[Records that describe figures]
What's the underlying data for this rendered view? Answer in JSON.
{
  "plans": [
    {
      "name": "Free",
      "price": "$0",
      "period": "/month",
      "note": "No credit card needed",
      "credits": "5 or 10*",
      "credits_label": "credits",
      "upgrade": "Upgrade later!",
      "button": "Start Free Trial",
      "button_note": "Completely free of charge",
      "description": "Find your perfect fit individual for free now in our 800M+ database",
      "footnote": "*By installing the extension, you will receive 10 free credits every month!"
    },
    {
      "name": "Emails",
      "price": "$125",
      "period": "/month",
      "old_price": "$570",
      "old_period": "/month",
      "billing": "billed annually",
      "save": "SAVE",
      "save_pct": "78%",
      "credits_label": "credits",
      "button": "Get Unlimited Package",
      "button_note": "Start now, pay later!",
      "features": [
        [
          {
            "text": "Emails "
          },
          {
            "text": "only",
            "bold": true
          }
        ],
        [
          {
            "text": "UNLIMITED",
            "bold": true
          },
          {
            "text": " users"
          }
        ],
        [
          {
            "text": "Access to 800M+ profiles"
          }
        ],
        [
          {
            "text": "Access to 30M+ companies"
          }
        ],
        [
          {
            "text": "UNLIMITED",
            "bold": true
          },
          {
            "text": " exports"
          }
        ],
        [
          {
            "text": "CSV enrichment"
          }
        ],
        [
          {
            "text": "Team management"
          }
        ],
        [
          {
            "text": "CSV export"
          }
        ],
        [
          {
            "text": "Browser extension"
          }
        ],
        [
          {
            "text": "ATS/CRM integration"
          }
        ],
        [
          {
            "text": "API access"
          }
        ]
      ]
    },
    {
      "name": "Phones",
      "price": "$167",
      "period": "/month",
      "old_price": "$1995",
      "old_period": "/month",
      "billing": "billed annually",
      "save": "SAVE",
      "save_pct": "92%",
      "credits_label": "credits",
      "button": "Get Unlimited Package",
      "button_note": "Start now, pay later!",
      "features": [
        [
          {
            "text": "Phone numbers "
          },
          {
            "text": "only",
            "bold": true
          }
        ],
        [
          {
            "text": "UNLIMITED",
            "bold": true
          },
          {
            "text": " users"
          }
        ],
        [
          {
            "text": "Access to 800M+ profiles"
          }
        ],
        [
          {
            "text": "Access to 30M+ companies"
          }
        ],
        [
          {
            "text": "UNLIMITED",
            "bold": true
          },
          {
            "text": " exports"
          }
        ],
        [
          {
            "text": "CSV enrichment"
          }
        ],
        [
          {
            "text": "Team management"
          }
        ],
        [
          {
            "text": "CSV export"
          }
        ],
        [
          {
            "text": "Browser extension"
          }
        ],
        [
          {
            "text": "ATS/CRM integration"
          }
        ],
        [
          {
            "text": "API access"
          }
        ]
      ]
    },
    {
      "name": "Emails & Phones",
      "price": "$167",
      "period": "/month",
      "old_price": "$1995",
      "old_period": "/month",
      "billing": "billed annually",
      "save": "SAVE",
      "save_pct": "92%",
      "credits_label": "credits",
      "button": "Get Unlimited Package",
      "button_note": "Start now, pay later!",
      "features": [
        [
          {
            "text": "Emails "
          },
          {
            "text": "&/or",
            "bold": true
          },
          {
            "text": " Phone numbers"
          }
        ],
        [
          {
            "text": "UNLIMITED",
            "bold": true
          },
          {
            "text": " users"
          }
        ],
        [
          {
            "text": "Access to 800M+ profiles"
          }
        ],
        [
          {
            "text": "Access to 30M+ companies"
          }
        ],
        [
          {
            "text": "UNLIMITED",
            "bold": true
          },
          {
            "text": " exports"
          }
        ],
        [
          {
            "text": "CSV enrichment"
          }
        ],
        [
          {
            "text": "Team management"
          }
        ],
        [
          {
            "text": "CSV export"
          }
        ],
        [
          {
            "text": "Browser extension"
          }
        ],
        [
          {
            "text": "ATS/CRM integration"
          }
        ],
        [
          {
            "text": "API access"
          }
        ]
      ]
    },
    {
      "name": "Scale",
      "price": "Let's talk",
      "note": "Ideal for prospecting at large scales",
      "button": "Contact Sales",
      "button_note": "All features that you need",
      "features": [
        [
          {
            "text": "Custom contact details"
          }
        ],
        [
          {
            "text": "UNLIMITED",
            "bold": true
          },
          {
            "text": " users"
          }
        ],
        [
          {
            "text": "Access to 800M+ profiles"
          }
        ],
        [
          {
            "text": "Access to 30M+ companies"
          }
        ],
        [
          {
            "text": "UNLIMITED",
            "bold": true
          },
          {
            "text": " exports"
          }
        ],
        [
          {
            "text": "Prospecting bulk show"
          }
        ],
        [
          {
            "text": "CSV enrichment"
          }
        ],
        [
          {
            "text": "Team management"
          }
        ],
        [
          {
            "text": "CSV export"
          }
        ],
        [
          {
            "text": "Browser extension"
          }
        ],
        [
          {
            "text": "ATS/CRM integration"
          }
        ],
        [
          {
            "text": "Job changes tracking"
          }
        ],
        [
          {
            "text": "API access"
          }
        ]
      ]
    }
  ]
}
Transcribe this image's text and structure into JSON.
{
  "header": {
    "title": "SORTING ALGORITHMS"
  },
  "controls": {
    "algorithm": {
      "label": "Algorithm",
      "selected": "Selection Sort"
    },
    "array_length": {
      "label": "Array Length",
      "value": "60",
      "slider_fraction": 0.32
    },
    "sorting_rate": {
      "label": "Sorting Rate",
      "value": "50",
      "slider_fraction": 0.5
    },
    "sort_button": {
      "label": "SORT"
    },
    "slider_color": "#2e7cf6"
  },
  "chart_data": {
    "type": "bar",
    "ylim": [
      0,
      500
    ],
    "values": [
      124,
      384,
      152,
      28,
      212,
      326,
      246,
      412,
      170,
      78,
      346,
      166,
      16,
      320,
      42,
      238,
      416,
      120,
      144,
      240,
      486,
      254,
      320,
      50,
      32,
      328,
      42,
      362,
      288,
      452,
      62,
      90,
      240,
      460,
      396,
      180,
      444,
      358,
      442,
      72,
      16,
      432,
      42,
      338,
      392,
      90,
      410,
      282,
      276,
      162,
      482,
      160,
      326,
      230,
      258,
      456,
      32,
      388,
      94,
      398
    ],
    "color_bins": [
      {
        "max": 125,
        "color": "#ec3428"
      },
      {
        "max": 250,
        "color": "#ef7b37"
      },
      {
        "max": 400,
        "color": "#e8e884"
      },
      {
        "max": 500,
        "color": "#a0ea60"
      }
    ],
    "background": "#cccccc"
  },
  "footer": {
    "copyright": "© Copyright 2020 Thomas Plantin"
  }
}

• Stated exercise
Quote exactly what appears from the line containing "Transcribe this image's" through the final line of the listing above, including both of those lines.

• Task solution
Transcribe this image's text and structure into JSON.
{
  "header": {
    "title": "SORTING ALGORITHMS"
  },
  "controls": {
    "algorithm": {
      "label": "Algorithm",
      "selected": "Selection Sort"
    },
    "array_length": {
      "label": "Array Length",
      "value": "60",
      "slider_fraction": 0.32
    },
    "sorting_rate": {
      "label": "Sorting Rate",
      "value": "50",
      "slider_fraction": 0.5
    },
    "sort_button": {
      "label": "SORT"
    },
    "slider_color": "#2e7cf6"
  },
  "chart_data": {
    "type": "bar",
    "ylim": [
      0,
      500
    ],
    "values": [
      124,
      384,
      152,
      28,
      212,
      326,
      246,
      412,
      170,
      78,
      346,
      166,
      16,
      320,
      42,
      238,
      416,
      120,
      144,
      240,
      486,
      254,
      320,
      50,
      32,
      328,
      42,
      362,
      288,
      452,
      62,
      90,
      240,
      460,
      396,
      180,
      444,
      358,
      442,
      72,
      16,
      432,
      42,
      338,
      392,
      90,
      410,
      282,
      276,
      162,
      482,
      160,
      326,
      230,
      258,
      456,
      32,
      388,
      94,
      398
    ],
    "color_bins": [
      {
        "max": 125,
        "color": "#ec3428"
      },
      {
        "max": 250,
        "color": "#ef7b37"
      },
      {
        "max": 400,
        "color": "#e8e884"
      },
      {
        "max": 500,
        "color": "#a0ea60"
      }
    ],
    "background": "#cccccc"
  },
  "footer": {
    "copyright": "© Copyright 2020 Thomas Plantin"
  }
}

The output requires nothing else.